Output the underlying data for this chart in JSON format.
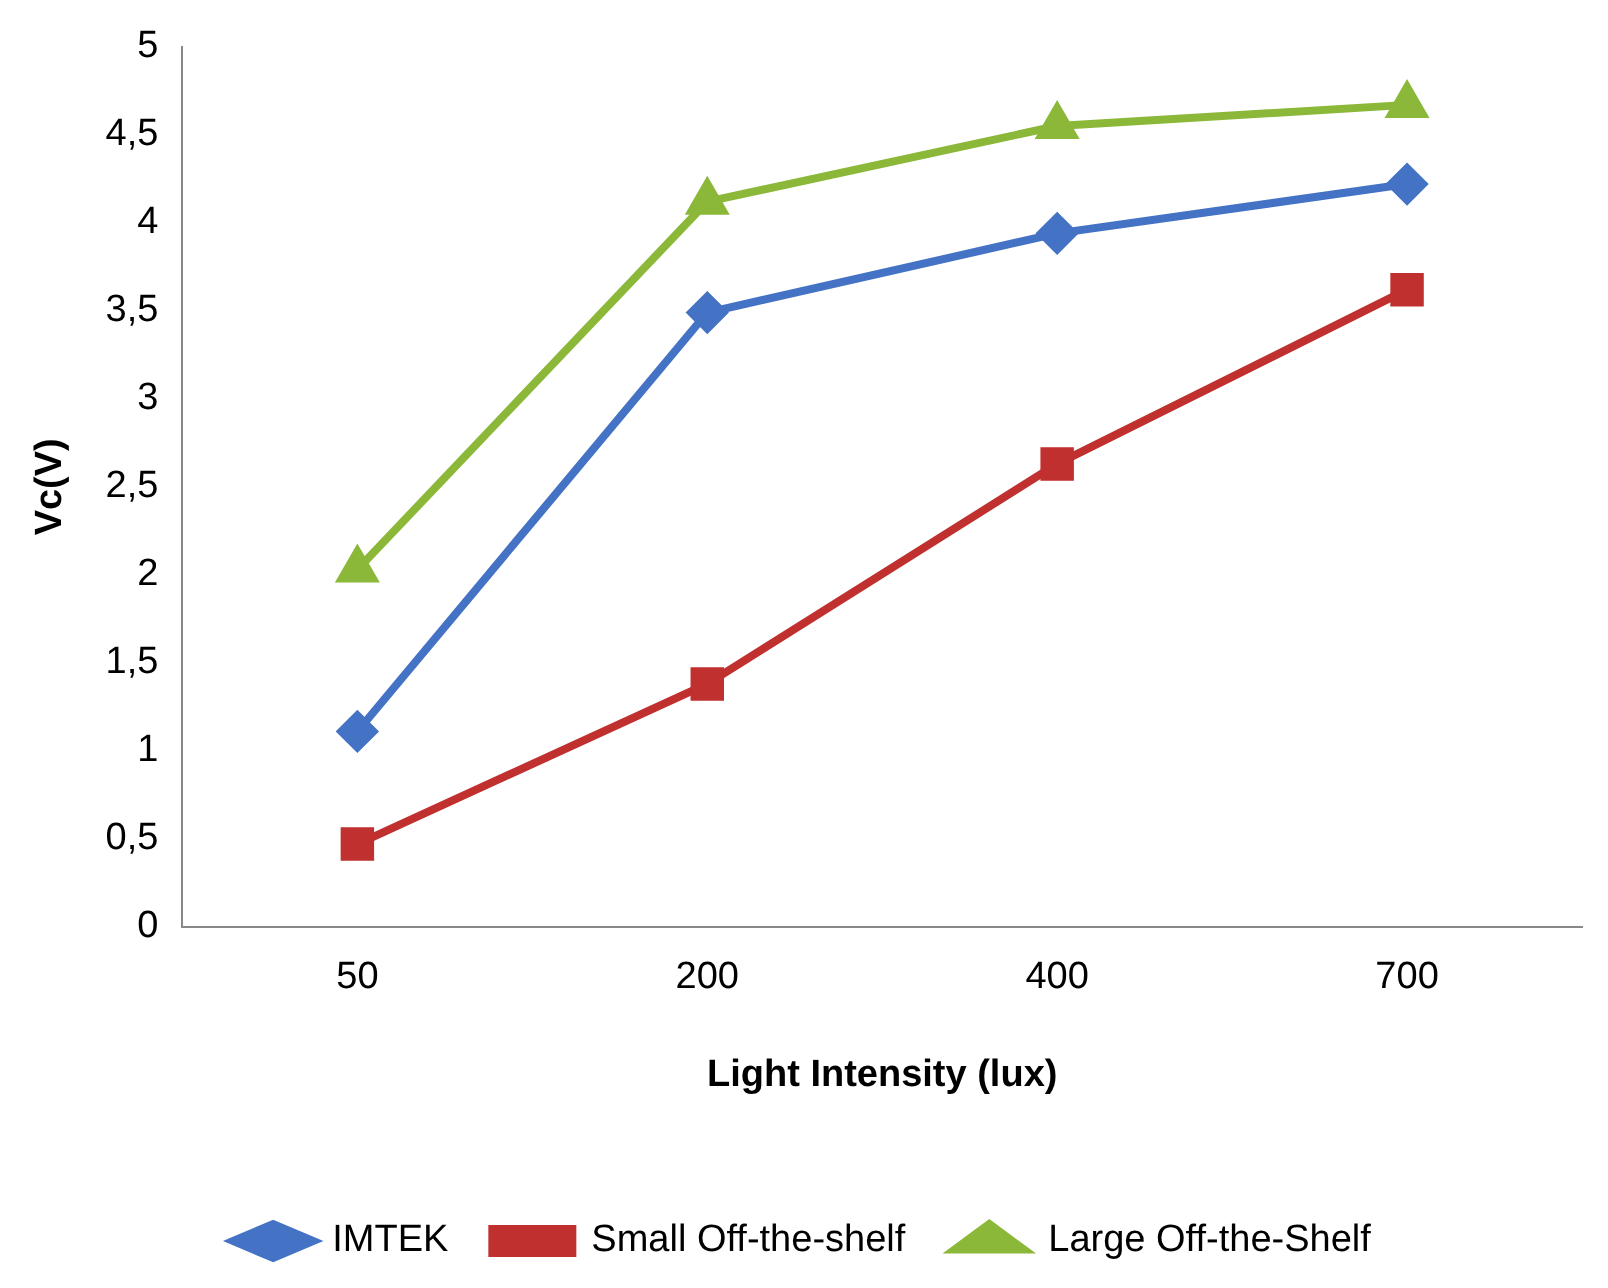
{
  "chart_data": {
    "type": "line",
    "xlabel": "Light Intensity (lux)",
    "ylabel": "Vc(V)",
    "categories": [
      "50",
      "200",
      "400",
      "700"
    ],
    "series": [
      {
        "name": "IMTEK",
        "color": "#4472c4",
        "marker": "diamond",
        "values": [
          1.11,
          3.49,
          3.94,
          4.22
        ]
      },
      {
        "name": "Small Off-the-shelf",
        "color": "#c0302f",
        "marker": "square",
        "values": [
          0.47,
          1.38,
          2.63,
          3.62
        ]
      },
      {
        "name": "Large Off-the-Shelf",
        "color": "#8cb83a",
        "marker": "triangle",
        "values": [
          2.03,
          4.12,
          4.55,
          4.67
        ]
      }
    ],
    "ylim": [
      0,
      5
    ],
    "yticks": [
      0,
      {
        "value": 0.5,
        "label": "0,5"
      },
      1,
      {
        "value": 1.5,
        "label": "1,5"
      },
      2,
      {
        "value": 2.5,
        "label": "2,5"
      },
      3,
      {
        "value": 3.5,
        "label": "3,5"
      },
      4,
      {
        "value": 4.5,
        "label": "4,5"
      },
      5
    ],
    "grid": false,
    "legend": "bottom"
  }
}
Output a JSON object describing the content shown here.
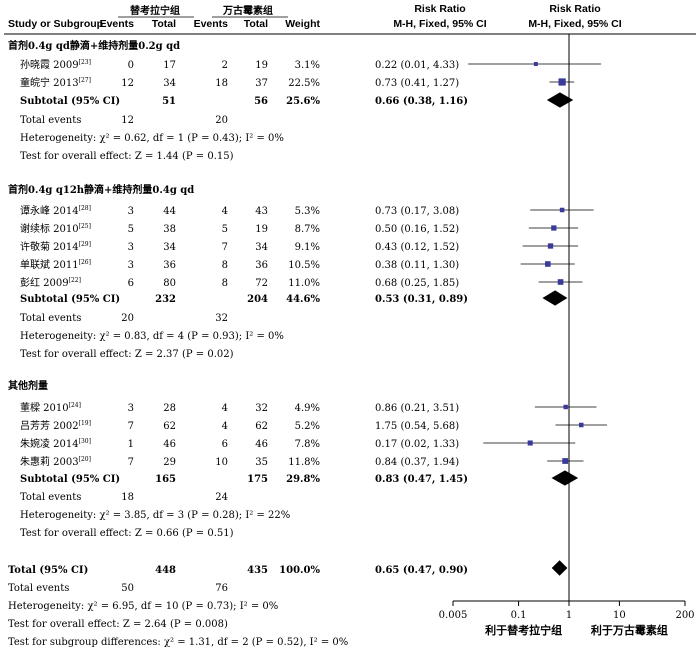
{
  "chart_data": {
    "type": "forest",
    "columns": {
      "top_left_group": "替考拉宁组",
      "top_right_group": "万古霉素组",
      "study": "Study or Subgroup",
      "events1": "Events",
      "total1": "Total",
      "events2": "Events",
      "total2": "Total",
      "weight": "Weight",
      "rr_text_top": "Risk Ratio",
      "rr_text_sub": "M-H, Fixed, 95% CI",
      "rr_plot_top": "Risk Ratio",
      "rr_plot_sub": "M-H, Fixed, 95% CI"
    },
    "subgroups": [
      {
        "title": "首剂0.4g qd静滴+维持剂量0.2g qd",
        "studies": [
          {
            "name": "孙晓霞 2009",
            "ref": "[23]",
            "e1": "0",
            "n1": "17",
            "e2": "2",
            "n2": "19",
            "weight": "3.1%",
            "ci": "0.22 (0.01, 4.33)",
            "rr": 0.22,
            "lo": 0.01,
            "hi": 4.33,
            "w": 3.1
          },
          {
            "name": "童皖宁 2013",
            "ref": "[27]",
            "e1": "12",
            "n1": "34",
            "e2": "18",
            "n2": "37",
            "weight": "22.5%",
            "ci": "0.73 (0.41, 1.27)",
            "rr": 0.73,
            "lo": 0.41,
            "hi": 1.27,
            "w": 22.5
          }
        ],
        "subtotal": {
          "label": "Subtotal (95% CI)",
          "n1": "51",
          "n2": "56",
          "weight": "25.6%",
          "ci": "0.66 (0.38, 1.16)",
          "rr": 0.66,
          "lo": 0.38,
          "hi": 1.16
        },
        "total_events": {
          "label": "Total events",
          "e1": "12",
          "e2": "20"
        },
        "heterogeneity": "Heterogeneity: χ² = 0.62, df = 1 (P = 0.43); I² = 0%",
        "overall_effect": "Test for overall effect: Z = 1.44 (P = 0.15)"
      },
      {
        "title": "首剂0.4g q12h静滴+维持剂量0.4g qd",
        "studies": [
          {
            "name": "谭永峰 2014",
            "ref": "[28]",
            "e1": "3",
            "n1": "44",
            "e2": "4",
            "n2": "43",
            "weight": "5.3%",
            "ci": "0.73 (0.17, 3.08)",
            "rr": 0.73,
            "lo": 0.17,
            "hi": 3.08,
            "w": 5.3
          },
          {
            "name": "谢续标 2010",
            "ref": "[25]",
            "e1": "5",
            "n1": "38",
            "e2": "5",
            "n2": "19",
            "weight": "8.7%",
            "ci": "0.50 (0.16, 1.52)",
            "rr": 0.5,
            "lo": 0.16,
            "hi": 1.52,
            "w": 8.7
          },
          {
            "name": "许敬菊 2014",
            "ref": "[29]",
            "e1": "3",
            "n1": "34",
            "e2": "7",
            "n2": "34",
            "weight": "9.1%",
            "ci": "0.43 (0.12, 1.52)",
            "rr": 0.43,
            "lo": 0.12,
            "hi": 1.52,
            "w": 9.1
          },
          {
            "name": "单联斌 2011",
            "ref": "[26]",
            "e1": "3",
            "n1": "36",
            "e2": "8",
            "n2": "36",
            "weight": "10.5%",
            "ci": "0.38 (0.11, 1.30)",
            "rr": 0.38,
            "lo": 0.11,
            "hi": 1.3,
            "w": 10.5
          },
          {
            "name": "彭红 2009",
            "ref": "[22]",
            "e1": "6",
            "n1": "80",
            "e2": "8",
            "n2": "72",
            "weight": "11.0%",
            "ci": "0.68 (0.25, 1.85)",
            "rr": 0.68,
            "lo": 0.25,
            "hi": 1.85,
            "w": 11.0
          }
        ],
        "subtotal": {
          "label": "Subtotal (95% CI)",
          "n1": "232",
          "n2": "204",
          "weight": "44.6%",
          "ci": "0.53 (0.31, 0.89)",
          "rr": 0.53,
          "lo": 0.31,
          "hi": 0.89
        },
        "total_events": {
          "label": "Total events",
          "e1": "20",
          "e2": "32"
        },
        "heterogeneity": "Heterogeneity: χ² = 0.83, df = 4 (P = 0.93); I² = 0%",
        "overall_effect": "Test for overall effect: Z = 2.37 (P = 0.02)"
      },
      {
        "title": "其他剂量",
        "studies": [
          {
            "name": "董樑 2010",
            "ref": "[24]",
            "e1": "3",
            "n1": "28",
            "e2": "4",
            "n2": "32",
            "weight": "4.9%",
            "ci": "0.86 (0.21, 3.51)",
            "rr": 0.86,
            "lo": 0.21,
            "hi": 3.51,
            "w": 4.9
          },
          {
            "name": "吕芳芳 2002",
            "ref": "[19]",
            "e1": "7",
            "n1": "62",
            "e2": "4",
            "n2": "62",
            "weight": "5.2%",
            "ci": "1.75 (0.54, 5.68)",
            "rr": 1.75,
            "lo": 0.54,
            "hi": 5.68,
            "w": 5.2
          },
          {
            "name": "朱婉凌 2014",
            "ref": "[30]",
            "e1": "1",
            "n1": "46",
            "e2": "6",
            "n2": "46",
            "weight": "7.8%",
            "ci": "0.17 (0.02, 1.33)",
            "rr": 0.17,
            "lo": 0.02,
            "hi": 1.33,
            "w": 7.8
          },
          {
            "name": "朱惠莉 2003",
            "ref": "[20]",
            "e1": "7",
            "n1": "29",
            "e2": "10",
            "n2": "35",
            "weight": "11.8%",
            "ci": "0.84 (0.37, 1.94)",
            "rr": 0.84,
            "lo": 0.37,
            "hi": 1.94,
            "w": 11.8
          }
        ],
        "subtotal": {
          "label": "Subtotal (95% CI)",
          "n1": "165",
          "n2": "175",
          "weight": "29.8%",
          "ci": "0.83 (0.47, 1.45)",
          "rr": 0.83,
          "lo": 0.47,
          "hi": 1.45
        },
        "total_events": {
          "label": "Total events",
          "e1": "18",
          "e2": "24"
        },
        "heterogeneity": "Heterogeneity: χ² = 3.85, df = 3 (P = 0.28); I² = 22%",
        "overall_effect": "Test for overall effect: Z = 0.66 (P = 0.51)"
      }
    ],
    "total": {
      "label": "Total (95% CI)",
      "n1": "448",
      "n2": "435",
      "weight": "100.0%",
      "ci": "0.65 (0.47, 0.90)",
      "rr": 0.65,
      "lo": 0.47,
      "hi": 0.9
    },
    "total_events": {
      "label": "Total events",
      "e1": "50",
      "e2": "76"
    },
    "footer": [
      "Heterogeneity: χ² = 6.95, df = 10 (P = 0.73); I² = 0%",
      "Test for overall effect: Z = 2.64 (P = 0.008)",
      "Test for subgroup differences: χ² = 1.31, df = 2 (P = 0.52), I² = 0%"
    ],
    "axis": {
      "scale": "log",
      "range": [
        0.005,
        200
      ],
      "ticks": [
        0.005,
        0.1,
        1,
        10,
        200
      ],
      "tick_labels": [
        "0.005",
        "0.1",
        "1",
        "10",
        "200"
      ],
      "favours_left": "利于替考拉宁组",
      "favours_right": "利于万古霉素组"
    },
    "colors": {
      "study_marker": "#3a3a9a",
      "diamond": "#000000",
      "line": "#000000"
    }
  }
}
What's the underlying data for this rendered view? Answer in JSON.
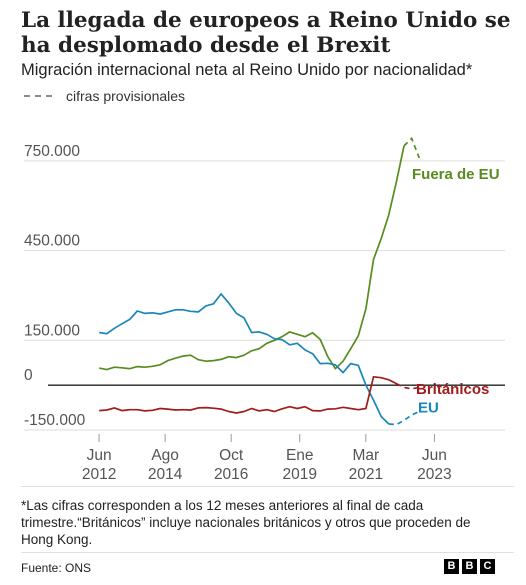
{
  "title": "La llegada de europeos a Reino Unido se ha desplomado desde el Brexit",
  "subtitle": "Migración internacional neta al Reino Unido por nacionalidad*",
  "legend": {
    "provisional_label": "cifras provisionales"
  },
  "footnote": "*Las cifras corresponden a los 12 meses anteriores al final de cada trimestre.“Británicos” incluye nacionales británicos y otros que proceden de Hong Kong.",
  "source": "Fuente: ONS",
  "logo": [
    "B",
    "B",
    "C"
  ],
  "colors": {
    "non_eu": "#588c1e",
    "eu": "#1a87b8",
    "british": "#a31c1c",
    "grid": "#dddddd",
    "zero": "#222222",
    "axis_text": "#555555"
  },
  "chart_data": {
    "type": "line",
    "ylim": [
      -150000,
      900000
    ],
    "yticks": [
      {
        "value": 750000,
        "label": "750.000"
      },
      {
        "value": 450000,
        "label": "450.000"
      },
      {
        "value": 150000,
        "label": "150.000"
      },
      {
        "value": 0,
        "label": "0"
      },
      {
        "value": -150000,
        "label": "-150.000"
      }
    ],
    "xticks": [
      {
        "t": 2012.417,
        "line1": "Jun",
        "line2": "2012"
      },
      {
        "t": 2014.583,
        "line1": "Ago",
        "line2": "2014"
      },
      {
        "t": 2016.75,
        "line1": "Oct",
        "line2": "2016"
      },
      {
        "t": 2019.0,
        "line1": "Ene",
        "line2": "2019"
      },
      {
        "t": 2021.167,
        "line1": "Mar",
        "line2": "2021"
      },
      {
        "t": 2023.417,
        "line1": "Jun",
        "line2": "2023"
      }
    ],
    "xlim": [
      2012.25,
      2023.6
    ],
    "series": [
      {
        "name": "Fuera de EU",
        "key": "non_eu",
        "points": [
          [
            2012.42,
            57000
          ],
          [
            2012.67,
            52000
          ],
          [
            2012.92,
            60000
          ],
          [
            2013.17,
            58000
          ],
          [
            2013.42,
            55000
          ],
          [
            2013.67,
            62000
          ],
          [
            2013.92,
            60000
          ],
          [
            2014.17,
            63000
          ],
          [
            2014.42,
            68000
          ],
          [
            2014.67,
            82000
          ],
          [
            2014.92,
            90000
          ],
          [
            2015.17,
            97000
          ],
          [
            2015.42,
            100000
          ],
          [
            2015.67,
            85000
          ],
          [
            2015.92,
            80000
          ],
          [
            2016.17,
            82000
          ],
          [
            2016.42,
            86000
          ],
          [
            2016.67,
            95000
          ],
          [
            2016.92,
            92000
          ],
          [
            2017.17,
            100000
          ],
          [
            2017.42,
            115000
          ],
          [
            2017.67,
            122000
          ],
          [
            2017.92,
            140000
          ],
          [
            2018.17,
            150000
          ],
          [
            2018.42,
            162000
          ],
          [
            2018.67,
            178000
          ],
          [
            2018.92,
            170000
          ],
          [
            2019.17,
            162000
          ],
          [
            2019.42,
            175000
          ],
          [
            2019.67,
            153000
          ],
          [
            2019.92,
            95000
          ],
          [
            2020.17,
            55000
          ],
          [
            2020.42,
            80000
          ],
          [
            2020.67,
            122000
          ],
          [
            2020.92,
            165000
          ],
          [
            2021.17,
            255000
          ],
          [
            2021.42,
            420000
          ],
          [
            2021.67,
            490000
          ],
          [
            2021.92,
            570000
          ],
          [
            2022.17,
            680000
          ],
          [
            2022.42,
            800000
          ]
        ],
        "provisional": [
          [
            2022.42,
            800000
          ],
          [
            2022.67,
            825000
          ],
          [
            2022.92,
            760000
          ]
        ]
      },
      {
        "name": "EU",
        "key": "eu",
        "points": [
          [
            2012.42,
            176000
          ],
          [
            2012.67,
            172000
          ],
          [
            2012.92,
            190000
          ],
          [
            2013.17,
            205000
          ],
          [
            2013.42,
            220000
          ],
          [
            2013.67,
            248000
          ],
          [
            2013.92,
            240000
          ],
          [
            2014.17,
            242000
          ],
          [
            2014.42,
            238000
          ],
          [
            2014.67,
            245000
          ],
          [
            2014.92,
            252000
          ],
          [
            2015.17,
            252000
          ],
          [
            2015.42,
            247000
          ],
          [
            2015.67,
            245000
          ],
          [
            2015.92,
            265000
          ],
          [
            2016.17,
            272000
          ],
          [
            2016.42,
            305000
          ],
          [
            2016.67,
            275000
          ],
          [
            2016.92,
            240000
          ],
          [
            2017.17,
            225000
          ],
          [
            2017.42,
            176000
          ],
          [
            2017.67,
            178000
          ],
          [
            2017.92,
            170000
          ],
          [
            2018.17,
            155000
          ],
          [
            2018.42,
            152000
          ],
          [
            2018.67,
            135000
          ],
          [
            2018.92,
            140000
          ],
          [
            2019.17,
            118000
          ],
          [
            2019.42,
            105000
          ],
          [
            2019.67,
            72000
          ],
          [
            2019.92,
            73000
          ],
          [
            2020.17,
            68000
          ],
          [
            2020.42,
            42000
          ],
          [
            2020.67,
            72000
          ],
          [
            2020.92,
            66000
          ],
          [
            2021.17,
            0
          ],
          [
            2021.42,
            -50000
          ],
          [
            2021.67,
            -105000
          ],
          [
            2021.92,
            -130000
          ]
        ],
        "provisional": [
          [
            2021.92,
            -130000
          ],
          [
            2022.17,
            -132000
          ],
          [
            2022.42,
            -118000
          ],
          [
            2022.67,
            -100000
          ],
          [
            2022.92,
            -88000
          ]
        ]
      },
      {
        "name": "Británicos",
        "key": "british",
        "points": [
          [
            2012.42,
            -85000
          ],
          [
            2012.67,
            -83000
          ],
          [
            2012.92,
            -76000
          ],
          [
            2013.17,
            -85000
          ],
          [
            2013.42,
            -82000
          ],
          [
            2013.67,
            -82000
          ],
          [
            2013.92,
            -86000
          ],
          [
            2014.17,
            -84000
          ],
          [
            2014.42,
            -78000
          ],
          [
            2014.67,
            -80000
          ],
          [
            2014.92,
            -83000
          ],
          [
            2015.17,
            -82000
          ],
          [
            2015.42,
            -83000
          ],
          [
            2015.67,
            -76000
          ],
          [
            2015.92,
            -75000
          ],
          [
            2016.17,
            -77000
          ],
          [
            2016.42,
            -80000
          ],
          [
            2016.67,
            -88000
          ],
          [
            2016.92,
            -93000
          ],
          [
            2017.17,
            -88000
          ],
          [
            2017.42,
            -78000
          ],
          [
            2017.67,
            -86000
          ],
          [
            2017.92,
            -82000
          ],
          [
            2018.17,
            -88000
          ],
          [
            2018.42,
            -79000
          ],
          [
            2018.67,
            -72000
          ],
          [
            2018.92,
            -78000
          ],
          [
            2019.17,
            -72000
          ],
          [
            2019.42,
            -85000
          ],
          [
            2019.67,
            -86000
          ],
          [
            2019.92,
            -80000
          ],
          [
            2020.17,
            -79000
          ],
          [
            2020.42,
            -74000
          ],
          [
            2020.67,
            -78000
          ],
          [
            2020.92,
            -82000
          ],
          [
            2021.17,
            -78000
          ],
          [
            2021.42,
            28000
          ],
          [
            2021.67,
            25000
          ],
          [
            2021.92,
            18000
          ],
          [
            2022.17,
            5000
          ]
        ],
        "provisional": [
          [
            2022.17,
            5000
          ],
          [
            2022.42,
            -8000
          ],
          [
            2022.67,
            -12000
          ],
          [
            2022.92,
            -8000
          ]
        ]
      }
    ],
    "series_labels": [
      {
        "key": "non_eu",
        "text": "Fuera de EU"
      },
      {
        "key": "british",
        "text": "Británicos"
      },
      {
        "key": "eu",
        "text": "EU"
      }
    ]
  }
}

* * *

Every line holding "this" should be copied out.

Output the underlying data for this chart in JSON format.
What's the underlying data for this rendered view? Answer in JSON.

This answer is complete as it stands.